Data in this exercise →
──────
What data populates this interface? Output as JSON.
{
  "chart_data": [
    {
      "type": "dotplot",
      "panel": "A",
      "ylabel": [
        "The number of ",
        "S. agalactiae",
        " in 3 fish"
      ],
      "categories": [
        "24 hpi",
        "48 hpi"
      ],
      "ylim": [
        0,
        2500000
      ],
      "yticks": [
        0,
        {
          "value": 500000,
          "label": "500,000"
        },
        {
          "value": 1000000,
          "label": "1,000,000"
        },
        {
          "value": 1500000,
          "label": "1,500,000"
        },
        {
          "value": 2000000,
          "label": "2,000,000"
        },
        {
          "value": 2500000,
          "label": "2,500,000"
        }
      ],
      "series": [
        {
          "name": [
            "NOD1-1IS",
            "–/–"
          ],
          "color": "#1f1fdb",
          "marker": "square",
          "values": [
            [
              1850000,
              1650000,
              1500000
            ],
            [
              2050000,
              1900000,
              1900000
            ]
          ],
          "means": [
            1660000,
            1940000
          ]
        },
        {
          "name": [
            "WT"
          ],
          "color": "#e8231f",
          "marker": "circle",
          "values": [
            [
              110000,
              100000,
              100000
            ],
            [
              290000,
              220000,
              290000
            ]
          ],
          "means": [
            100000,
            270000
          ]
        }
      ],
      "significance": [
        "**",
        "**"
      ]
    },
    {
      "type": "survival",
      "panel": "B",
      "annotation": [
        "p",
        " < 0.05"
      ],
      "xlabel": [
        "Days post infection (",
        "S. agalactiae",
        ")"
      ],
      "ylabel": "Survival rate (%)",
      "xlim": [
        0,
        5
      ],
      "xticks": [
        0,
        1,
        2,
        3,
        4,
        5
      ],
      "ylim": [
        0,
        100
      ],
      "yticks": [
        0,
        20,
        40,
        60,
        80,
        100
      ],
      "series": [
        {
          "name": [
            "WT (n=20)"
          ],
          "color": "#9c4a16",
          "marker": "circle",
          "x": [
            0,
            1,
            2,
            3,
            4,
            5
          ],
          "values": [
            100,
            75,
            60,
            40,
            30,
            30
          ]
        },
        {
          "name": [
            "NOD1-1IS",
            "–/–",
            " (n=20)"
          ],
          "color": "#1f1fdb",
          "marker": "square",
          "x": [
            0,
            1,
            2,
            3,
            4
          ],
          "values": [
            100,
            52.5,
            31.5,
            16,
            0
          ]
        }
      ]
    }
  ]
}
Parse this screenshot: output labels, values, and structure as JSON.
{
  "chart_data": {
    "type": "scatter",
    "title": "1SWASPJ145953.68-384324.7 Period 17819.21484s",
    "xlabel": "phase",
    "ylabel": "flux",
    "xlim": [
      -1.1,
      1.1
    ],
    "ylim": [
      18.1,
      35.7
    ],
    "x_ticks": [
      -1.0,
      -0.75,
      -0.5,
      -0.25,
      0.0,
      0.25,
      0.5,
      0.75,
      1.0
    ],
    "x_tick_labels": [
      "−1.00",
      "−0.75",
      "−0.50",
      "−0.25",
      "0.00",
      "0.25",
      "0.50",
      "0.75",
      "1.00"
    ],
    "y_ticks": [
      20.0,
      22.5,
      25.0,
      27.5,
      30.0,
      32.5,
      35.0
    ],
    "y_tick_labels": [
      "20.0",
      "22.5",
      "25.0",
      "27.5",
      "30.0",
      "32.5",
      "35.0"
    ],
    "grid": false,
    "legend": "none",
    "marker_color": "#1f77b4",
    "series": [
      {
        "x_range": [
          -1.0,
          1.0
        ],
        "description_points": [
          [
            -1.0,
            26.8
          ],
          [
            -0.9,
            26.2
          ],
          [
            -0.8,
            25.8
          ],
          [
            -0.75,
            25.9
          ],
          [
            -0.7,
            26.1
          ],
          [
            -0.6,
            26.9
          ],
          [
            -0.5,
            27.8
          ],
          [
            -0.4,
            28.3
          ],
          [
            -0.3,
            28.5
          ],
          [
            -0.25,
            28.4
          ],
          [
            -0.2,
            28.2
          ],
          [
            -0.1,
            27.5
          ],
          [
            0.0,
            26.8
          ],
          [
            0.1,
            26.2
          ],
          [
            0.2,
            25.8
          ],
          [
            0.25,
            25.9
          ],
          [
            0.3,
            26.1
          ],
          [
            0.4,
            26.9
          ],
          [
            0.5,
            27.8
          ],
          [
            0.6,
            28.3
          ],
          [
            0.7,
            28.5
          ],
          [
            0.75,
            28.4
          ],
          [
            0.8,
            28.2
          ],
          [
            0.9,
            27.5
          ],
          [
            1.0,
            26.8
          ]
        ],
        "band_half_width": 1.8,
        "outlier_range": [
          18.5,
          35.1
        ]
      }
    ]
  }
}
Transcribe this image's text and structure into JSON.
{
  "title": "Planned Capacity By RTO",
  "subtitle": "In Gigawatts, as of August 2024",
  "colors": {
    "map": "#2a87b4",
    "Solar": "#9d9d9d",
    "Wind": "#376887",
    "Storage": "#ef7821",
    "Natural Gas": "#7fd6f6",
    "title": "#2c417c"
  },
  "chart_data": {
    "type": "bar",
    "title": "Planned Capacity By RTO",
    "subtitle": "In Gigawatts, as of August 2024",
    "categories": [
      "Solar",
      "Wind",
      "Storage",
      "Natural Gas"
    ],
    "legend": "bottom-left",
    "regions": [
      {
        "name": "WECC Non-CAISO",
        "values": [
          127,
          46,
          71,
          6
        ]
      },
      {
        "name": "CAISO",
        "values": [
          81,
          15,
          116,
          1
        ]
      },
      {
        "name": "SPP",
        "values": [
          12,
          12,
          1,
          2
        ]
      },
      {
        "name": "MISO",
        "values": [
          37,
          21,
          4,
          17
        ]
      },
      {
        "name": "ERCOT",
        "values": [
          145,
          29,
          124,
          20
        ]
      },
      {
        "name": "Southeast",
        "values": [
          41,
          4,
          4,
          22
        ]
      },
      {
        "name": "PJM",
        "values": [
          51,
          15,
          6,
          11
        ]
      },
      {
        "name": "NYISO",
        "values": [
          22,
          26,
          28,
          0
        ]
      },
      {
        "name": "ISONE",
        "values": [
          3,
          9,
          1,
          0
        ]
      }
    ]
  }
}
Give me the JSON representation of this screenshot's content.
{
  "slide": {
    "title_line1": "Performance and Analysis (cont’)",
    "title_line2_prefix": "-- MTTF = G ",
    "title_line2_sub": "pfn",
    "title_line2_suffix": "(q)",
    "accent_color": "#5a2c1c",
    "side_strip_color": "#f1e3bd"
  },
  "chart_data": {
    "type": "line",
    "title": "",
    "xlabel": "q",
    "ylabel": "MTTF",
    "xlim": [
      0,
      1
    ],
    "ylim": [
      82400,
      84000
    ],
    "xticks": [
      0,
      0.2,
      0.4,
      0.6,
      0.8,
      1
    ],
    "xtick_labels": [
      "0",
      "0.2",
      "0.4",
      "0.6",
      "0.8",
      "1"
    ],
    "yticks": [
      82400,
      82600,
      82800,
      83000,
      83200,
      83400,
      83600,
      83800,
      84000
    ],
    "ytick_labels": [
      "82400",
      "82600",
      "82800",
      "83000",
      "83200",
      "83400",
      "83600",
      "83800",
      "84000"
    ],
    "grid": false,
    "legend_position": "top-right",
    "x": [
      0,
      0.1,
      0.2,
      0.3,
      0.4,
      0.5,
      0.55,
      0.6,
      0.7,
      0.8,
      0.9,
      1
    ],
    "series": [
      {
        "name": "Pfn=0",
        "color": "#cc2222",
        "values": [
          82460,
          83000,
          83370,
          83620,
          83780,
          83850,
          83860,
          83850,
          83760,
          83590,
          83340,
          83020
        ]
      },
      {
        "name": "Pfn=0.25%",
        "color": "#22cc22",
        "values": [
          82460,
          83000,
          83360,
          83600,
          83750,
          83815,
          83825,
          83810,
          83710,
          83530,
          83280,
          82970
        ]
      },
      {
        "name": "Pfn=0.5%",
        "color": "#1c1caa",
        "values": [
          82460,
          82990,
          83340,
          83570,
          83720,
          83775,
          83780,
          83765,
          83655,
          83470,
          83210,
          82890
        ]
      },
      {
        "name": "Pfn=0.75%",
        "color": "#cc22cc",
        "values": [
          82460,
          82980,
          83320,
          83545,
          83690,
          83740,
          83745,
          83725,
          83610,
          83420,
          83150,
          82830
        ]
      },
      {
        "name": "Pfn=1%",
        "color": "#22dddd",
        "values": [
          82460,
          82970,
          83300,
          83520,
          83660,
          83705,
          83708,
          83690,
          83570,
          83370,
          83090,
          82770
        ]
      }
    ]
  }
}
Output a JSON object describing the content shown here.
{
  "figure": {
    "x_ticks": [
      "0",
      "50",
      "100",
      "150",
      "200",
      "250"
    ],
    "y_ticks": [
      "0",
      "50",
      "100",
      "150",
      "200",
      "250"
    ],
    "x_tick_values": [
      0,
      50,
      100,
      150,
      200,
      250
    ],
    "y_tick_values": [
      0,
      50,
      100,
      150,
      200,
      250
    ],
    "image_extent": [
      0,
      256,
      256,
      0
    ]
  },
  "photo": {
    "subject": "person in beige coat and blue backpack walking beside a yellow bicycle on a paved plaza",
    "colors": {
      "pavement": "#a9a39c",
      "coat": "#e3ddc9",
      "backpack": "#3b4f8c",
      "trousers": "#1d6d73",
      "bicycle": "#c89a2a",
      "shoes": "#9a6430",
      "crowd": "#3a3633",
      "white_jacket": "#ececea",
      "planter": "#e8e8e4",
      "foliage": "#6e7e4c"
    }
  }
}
──────
Find the lines above that include the string "screenshot" and copy them.

Parse this screenshot: output labels, values, and structure as JSON.
Give me the JSON representation of this screenshot's content.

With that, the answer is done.